What follows is a listing; restate every line of it word for word.

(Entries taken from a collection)

+ + +

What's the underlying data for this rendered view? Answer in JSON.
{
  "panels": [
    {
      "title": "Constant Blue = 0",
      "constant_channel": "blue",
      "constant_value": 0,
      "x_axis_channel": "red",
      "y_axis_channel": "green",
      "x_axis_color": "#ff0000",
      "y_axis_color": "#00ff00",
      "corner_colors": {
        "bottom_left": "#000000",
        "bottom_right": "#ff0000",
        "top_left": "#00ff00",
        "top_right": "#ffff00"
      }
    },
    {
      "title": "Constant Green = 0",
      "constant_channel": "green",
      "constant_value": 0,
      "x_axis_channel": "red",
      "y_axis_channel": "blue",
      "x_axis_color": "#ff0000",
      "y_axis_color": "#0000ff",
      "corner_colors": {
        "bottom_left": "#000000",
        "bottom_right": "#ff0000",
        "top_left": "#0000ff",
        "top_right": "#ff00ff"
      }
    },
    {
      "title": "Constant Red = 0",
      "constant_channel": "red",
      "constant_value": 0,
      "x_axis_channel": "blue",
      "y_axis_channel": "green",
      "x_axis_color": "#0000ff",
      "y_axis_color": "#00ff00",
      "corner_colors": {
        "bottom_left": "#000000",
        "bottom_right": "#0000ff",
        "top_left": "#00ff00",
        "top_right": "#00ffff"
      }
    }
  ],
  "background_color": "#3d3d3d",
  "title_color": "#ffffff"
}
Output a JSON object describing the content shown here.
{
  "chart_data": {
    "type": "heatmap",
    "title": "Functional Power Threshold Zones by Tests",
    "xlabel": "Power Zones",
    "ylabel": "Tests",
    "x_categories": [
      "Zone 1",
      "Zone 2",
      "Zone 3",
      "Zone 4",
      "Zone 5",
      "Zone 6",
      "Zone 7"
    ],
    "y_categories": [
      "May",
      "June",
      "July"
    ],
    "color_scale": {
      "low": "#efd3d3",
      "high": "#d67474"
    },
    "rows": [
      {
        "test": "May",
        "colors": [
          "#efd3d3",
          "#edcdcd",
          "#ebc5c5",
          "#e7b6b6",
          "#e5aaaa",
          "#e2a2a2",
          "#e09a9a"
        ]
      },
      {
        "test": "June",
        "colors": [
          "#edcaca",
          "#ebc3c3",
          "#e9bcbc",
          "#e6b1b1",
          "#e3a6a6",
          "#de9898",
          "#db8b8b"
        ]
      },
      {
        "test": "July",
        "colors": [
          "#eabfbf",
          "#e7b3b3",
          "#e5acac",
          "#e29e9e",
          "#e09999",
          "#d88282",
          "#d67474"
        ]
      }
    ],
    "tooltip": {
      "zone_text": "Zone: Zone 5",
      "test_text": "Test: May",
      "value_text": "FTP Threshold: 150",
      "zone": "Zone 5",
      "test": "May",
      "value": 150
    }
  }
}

+ + +

- SOLVED PROBLEM -
What's the underlying data for this rendered view? Answer in JSON.
{
  "panels": [
    {
      "title": "Constant Blue = 0",
      "constant_channel": "blue",
      "constant_value": 0,
      "x_axis_channel": "red",
      "y_axis_channel": "green",
      "x_axis_color": "#ff0000",
      "y_axis_color": "#00ff00",
      "corner_colors": {
        "bottom_left": "#000000",
        "bottom_right": "#ff0000",
        "top_left": "#00ff00",
        "top_right": "#ffff00"
      }
    },
    {
      "title": "Constant Green = 0",
      "constant_channel": "green",
      "constant_value": 0,
      "x_axis_channel": "red",
      "y_axis_channel": "blue",
      "x_axis_color": "#ff0000",
      "y_axis_color": "#0000ff",
      "corner_colors": {
        "bottom_left": "#000000",
        "bottom_right": "#ff0000",
        "top_left": "#0000ff",
        "top_right": "#ff00ff"
      }
    },
    {
      "title": "Constant Red = 0",
      "constant_channel": "red",
      "constant_value": 0,
      "x_axis_channel": "blue",
      "y_axis_channel": "green",
      "x_axis_color": "#0000ff",
      "y_axis_color": "#00ff00",
      "corner_colors": {
        "bottom_left": "#000000",
        "bottom_right": "#0000ff",
        "top_left": "#00ff00",
        "top_right": "#00ffff"
      }
    }
  ],
  "background_color": "#3d3d3d",
  "title_color": "#ffffff"
}
Output a JSON object describing the content shown here.
{
  "chart_data": {
    "type": "heatmap",
    "title": "Functional Power Threshold Zones by Tests",
    "xlabel": "Power Zones",
    "ylabel": "Tests",
    "x_categories": [
      "Zone 1",
      "Zone 2",
      "Zone 3",
      "Zone 4",
      "Zone 5",
      "Zone 6",
      "Zone 7"
    ],
    "y_categories": [
      "May",
      "June",
      "July"
    ],
    "color_scale": {
      "low": "#efd3d3",
      "high": "#d67474"
    },
    "rows": [
      {
        "test": "May",
        "colors": [
          "#efd3d3",
          "#edcdcd",
          "#ebc5c5",
          "#e7b6b6",
          "#e5aaaa",
          "#e2a2a2",
          "#e09a9a"
        ]
      },
      {
        "test": "June",
        "colors": [
          "#edcaca",
          "#ebc3c3",
          "#e9bcbc",
          "#e6b1b1",
          "#e3a6a6",
          "#de9898",
          "#db8b8b"
        ]
      },
      {
        "test": "July",
        "colors": [
          "#eabfbf",
          "#e7b3b3",
          "#e5acac",
          "#e29e9e",
          "#e09999",
          "#d88282",
          "#d67474"
        ]
      }
    ],
    "tooltip": {
      "zone_text": "Zone: Zone 5",
      "test_text": "Test: May",
      "value_text": "FTP Threshold: 150",
      "zone": "Zone 5",
      "test": "May",
      "value": 150
    }
  }
}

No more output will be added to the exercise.